### Data section
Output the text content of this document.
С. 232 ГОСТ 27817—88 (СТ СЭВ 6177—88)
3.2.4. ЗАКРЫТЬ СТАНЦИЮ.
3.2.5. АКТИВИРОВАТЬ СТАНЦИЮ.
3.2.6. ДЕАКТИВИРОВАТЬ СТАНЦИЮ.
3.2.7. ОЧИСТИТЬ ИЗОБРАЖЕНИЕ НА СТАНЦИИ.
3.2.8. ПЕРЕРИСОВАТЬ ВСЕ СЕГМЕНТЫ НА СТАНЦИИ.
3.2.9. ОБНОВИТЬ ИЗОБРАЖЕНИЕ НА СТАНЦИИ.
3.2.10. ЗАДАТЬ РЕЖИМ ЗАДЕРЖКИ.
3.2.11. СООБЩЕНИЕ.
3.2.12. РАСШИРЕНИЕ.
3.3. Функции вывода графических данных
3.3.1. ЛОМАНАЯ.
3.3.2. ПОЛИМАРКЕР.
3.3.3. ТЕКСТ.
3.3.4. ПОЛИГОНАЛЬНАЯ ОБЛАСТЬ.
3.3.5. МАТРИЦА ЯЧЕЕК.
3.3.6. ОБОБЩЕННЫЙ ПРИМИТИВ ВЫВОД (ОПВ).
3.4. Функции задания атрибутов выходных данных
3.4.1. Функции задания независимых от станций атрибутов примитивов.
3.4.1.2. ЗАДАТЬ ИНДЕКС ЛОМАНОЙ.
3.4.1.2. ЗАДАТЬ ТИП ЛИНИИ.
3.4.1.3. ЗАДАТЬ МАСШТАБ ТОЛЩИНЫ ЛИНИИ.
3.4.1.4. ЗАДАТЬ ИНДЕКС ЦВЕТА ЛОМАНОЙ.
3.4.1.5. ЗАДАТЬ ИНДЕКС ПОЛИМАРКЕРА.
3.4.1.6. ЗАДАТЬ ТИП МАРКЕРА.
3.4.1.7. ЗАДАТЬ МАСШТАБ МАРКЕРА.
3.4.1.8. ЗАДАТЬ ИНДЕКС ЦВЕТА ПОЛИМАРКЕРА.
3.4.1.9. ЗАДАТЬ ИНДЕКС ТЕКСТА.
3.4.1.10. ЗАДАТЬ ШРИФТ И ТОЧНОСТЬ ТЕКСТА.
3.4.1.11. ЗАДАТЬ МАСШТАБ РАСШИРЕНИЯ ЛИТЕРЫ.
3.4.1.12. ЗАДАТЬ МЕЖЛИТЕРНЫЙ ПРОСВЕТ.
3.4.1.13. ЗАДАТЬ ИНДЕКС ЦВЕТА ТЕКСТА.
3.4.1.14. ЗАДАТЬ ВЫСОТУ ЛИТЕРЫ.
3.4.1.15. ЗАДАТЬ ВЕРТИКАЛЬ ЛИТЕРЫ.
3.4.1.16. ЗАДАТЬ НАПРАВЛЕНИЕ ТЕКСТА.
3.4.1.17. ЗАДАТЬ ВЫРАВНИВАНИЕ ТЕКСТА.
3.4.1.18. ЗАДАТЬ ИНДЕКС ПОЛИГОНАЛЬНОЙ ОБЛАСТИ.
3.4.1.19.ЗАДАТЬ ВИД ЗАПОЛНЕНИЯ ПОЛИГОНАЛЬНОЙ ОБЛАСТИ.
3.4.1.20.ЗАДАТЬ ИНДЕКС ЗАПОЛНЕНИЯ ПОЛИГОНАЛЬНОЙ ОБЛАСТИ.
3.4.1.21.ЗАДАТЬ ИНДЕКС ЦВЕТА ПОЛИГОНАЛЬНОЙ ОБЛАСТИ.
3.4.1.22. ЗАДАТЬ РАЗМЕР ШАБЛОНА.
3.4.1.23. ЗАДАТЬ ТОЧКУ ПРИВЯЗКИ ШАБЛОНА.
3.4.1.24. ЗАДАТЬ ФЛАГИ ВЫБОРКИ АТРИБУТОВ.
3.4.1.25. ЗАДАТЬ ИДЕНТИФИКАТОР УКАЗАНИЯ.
######
(Instruction): Go through the material and select each line with the string "ПОЛИГОНАЛЬНОЙ" in it.

(Exercise response):
3.4.1.18. ЗАДАТЬ ИНДЕКС ПОЛИГОНАЛЬНОЙ ОБЛАСТИ.
3.4.1.19.ЗАДАТЬ ВИД ЗАПОЛНЕНИЯ ПОЛИГОНАЛЬНОЙ ОБЛАСТИ.
3.4.1.20.ЗАДАТЬ ИНДЕКС ЗАПОЛНЕНИЯ ПОЛИГОНАЛЬНОЙ ОБЛАСТИ.
3.4.1.21.ЗАДАТЬ ИНДЕКС ЦВЕТА ПОЛИГОНАЛЬНОЙ ОБЛАСТИ.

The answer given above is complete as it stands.